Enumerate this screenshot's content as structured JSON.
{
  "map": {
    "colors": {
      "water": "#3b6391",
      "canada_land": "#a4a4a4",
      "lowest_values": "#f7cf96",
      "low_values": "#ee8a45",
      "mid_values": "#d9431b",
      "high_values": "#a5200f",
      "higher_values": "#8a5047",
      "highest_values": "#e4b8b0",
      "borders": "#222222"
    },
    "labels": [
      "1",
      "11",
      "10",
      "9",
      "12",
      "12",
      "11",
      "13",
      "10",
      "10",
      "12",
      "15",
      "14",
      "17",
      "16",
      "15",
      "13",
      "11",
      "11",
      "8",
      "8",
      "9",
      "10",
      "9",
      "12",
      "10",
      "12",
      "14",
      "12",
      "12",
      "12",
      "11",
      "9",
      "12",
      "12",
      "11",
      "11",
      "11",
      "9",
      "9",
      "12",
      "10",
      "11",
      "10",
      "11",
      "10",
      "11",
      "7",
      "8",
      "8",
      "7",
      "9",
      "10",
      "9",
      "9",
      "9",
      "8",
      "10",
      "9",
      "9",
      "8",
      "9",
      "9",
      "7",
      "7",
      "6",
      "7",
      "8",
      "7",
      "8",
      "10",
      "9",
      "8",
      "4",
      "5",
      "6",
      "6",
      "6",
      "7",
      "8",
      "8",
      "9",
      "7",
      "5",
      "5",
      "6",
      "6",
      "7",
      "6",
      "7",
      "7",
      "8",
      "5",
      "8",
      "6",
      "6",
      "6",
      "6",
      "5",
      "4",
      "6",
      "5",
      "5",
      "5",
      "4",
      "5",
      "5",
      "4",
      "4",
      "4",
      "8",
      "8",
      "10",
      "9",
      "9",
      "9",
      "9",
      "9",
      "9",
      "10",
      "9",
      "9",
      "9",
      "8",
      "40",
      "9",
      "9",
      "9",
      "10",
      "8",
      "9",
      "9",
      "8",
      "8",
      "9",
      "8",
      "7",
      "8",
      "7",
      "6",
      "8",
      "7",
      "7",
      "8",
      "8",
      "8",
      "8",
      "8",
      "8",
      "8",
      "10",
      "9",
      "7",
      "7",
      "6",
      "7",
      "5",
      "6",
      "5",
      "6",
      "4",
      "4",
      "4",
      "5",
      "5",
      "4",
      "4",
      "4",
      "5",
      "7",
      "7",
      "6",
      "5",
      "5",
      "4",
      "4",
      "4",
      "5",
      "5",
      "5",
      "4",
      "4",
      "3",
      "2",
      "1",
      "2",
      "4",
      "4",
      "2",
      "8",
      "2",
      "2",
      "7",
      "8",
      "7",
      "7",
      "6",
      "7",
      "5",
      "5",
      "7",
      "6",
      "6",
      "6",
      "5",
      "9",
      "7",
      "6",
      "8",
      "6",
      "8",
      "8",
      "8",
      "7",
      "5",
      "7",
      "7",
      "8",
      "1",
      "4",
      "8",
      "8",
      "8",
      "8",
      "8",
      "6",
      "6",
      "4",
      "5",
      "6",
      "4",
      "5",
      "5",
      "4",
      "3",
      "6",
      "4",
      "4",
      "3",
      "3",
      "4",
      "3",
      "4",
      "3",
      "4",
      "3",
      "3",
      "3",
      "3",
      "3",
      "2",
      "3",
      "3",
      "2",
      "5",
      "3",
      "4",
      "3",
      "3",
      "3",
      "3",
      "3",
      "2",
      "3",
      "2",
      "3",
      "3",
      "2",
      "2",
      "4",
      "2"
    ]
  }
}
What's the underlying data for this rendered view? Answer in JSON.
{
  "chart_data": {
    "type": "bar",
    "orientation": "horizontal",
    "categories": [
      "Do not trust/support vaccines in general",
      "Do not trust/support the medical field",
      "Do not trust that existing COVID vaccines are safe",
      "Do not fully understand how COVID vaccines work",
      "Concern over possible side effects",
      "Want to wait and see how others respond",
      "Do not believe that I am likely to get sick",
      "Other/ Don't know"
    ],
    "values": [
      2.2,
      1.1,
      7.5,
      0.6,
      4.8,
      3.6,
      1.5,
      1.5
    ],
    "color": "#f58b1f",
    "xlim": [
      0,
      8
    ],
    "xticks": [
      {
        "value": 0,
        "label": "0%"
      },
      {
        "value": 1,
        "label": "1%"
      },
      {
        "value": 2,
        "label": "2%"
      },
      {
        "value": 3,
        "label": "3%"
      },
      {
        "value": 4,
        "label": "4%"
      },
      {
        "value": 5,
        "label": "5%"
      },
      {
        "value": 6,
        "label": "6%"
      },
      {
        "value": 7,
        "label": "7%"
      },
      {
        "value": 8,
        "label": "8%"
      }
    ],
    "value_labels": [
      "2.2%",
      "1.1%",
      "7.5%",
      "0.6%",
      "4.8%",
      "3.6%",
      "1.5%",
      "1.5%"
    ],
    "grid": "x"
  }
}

========

> **TASK TO CARRY OUT**:
List each line holding the string "this".

> **CORRECT OUTPUT**:
Enumerate this screenshot's content as structured JSON.
What's the underlying data for this rendered view? Answer in JSON.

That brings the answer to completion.